### SUPPLIED DATA
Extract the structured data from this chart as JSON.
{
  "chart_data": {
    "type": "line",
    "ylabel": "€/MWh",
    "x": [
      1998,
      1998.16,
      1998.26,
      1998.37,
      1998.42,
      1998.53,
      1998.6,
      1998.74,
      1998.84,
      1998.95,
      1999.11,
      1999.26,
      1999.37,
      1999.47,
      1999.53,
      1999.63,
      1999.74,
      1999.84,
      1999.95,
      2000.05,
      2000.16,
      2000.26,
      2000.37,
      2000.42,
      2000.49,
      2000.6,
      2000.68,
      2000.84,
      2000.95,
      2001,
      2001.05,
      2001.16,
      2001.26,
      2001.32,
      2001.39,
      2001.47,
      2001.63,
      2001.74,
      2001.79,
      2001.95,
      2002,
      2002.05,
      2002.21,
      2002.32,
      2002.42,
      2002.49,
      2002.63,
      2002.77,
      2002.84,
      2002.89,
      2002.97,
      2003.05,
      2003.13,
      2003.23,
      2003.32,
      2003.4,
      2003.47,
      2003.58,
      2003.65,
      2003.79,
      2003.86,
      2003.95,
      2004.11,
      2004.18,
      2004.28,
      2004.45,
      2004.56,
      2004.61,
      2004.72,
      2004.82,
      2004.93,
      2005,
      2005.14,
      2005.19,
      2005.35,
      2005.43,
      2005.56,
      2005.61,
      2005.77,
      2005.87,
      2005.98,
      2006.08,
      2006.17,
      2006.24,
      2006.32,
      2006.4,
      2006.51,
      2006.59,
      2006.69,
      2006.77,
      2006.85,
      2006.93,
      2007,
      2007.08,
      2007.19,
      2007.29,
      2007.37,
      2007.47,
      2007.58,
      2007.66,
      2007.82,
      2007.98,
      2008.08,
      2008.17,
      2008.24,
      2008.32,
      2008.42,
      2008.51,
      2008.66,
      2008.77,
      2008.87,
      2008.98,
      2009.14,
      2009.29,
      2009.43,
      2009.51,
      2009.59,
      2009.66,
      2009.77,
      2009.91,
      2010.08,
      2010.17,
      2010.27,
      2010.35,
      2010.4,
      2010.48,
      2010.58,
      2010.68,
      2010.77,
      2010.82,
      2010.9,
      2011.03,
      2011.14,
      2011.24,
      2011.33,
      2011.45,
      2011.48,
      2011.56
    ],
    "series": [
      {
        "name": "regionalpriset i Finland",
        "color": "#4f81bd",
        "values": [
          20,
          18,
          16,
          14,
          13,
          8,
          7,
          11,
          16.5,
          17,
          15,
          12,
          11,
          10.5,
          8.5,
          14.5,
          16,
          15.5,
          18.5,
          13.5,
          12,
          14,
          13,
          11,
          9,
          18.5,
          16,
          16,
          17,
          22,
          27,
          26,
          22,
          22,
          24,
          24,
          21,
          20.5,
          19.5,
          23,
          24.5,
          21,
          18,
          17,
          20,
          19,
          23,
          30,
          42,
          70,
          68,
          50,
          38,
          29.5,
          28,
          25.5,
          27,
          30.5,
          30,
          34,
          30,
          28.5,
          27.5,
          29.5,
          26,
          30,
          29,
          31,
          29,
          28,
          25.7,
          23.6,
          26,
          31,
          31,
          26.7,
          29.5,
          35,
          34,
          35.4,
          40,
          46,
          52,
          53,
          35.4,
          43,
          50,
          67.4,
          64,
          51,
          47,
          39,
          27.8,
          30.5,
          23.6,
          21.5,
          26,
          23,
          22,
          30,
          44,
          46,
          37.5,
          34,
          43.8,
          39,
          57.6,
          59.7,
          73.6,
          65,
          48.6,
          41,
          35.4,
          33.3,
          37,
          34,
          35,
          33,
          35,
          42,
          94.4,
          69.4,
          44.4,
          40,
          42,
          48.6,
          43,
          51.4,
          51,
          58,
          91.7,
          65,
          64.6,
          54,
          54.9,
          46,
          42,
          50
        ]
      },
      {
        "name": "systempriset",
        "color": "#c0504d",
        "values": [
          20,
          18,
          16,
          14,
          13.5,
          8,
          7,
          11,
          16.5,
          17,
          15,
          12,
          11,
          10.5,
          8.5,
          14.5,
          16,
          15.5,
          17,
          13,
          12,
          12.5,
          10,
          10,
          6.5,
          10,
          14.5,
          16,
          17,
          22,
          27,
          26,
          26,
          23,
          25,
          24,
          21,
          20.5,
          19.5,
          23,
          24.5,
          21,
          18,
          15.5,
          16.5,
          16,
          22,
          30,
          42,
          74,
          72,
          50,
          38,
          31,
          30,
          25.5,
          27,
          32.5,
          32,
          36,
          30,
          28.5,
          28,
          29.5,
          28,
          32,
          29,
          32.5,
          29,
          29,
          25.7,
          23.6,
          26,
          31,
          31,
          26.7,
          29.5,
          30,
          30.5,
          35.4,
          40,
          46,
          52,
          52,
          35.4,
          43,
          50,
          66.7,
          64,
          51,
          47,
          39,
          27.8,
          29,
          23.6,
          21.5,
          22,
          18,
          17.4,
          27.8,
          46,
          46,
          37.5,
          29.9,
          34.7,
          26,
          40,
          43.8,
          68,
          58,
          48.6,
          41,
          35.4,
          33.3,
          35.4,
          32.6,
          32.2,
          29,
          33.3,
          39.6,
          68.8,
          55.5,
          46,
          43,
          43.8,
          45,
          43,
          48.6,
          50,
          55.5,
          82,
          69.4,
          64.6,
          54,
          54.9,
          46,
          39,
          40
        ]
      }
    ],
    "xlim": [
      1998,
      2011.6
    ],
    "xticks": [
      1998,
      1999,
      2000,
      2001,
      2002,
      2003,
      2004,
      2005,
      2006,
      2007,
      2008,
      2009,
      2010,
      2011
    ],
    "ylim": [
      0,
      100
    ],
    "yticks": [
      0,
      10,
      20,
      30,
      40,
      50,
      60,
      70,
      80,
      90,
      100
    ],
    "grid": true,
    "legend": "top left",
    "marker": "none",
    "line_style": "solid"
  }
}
######
- [TASK OBJECTIVE]:
Copy each line of the listing that contains the string "name".

- [SOLUTION BELOW]:
        "name": "regionalpriset i Finland",
        "name": "systempriset",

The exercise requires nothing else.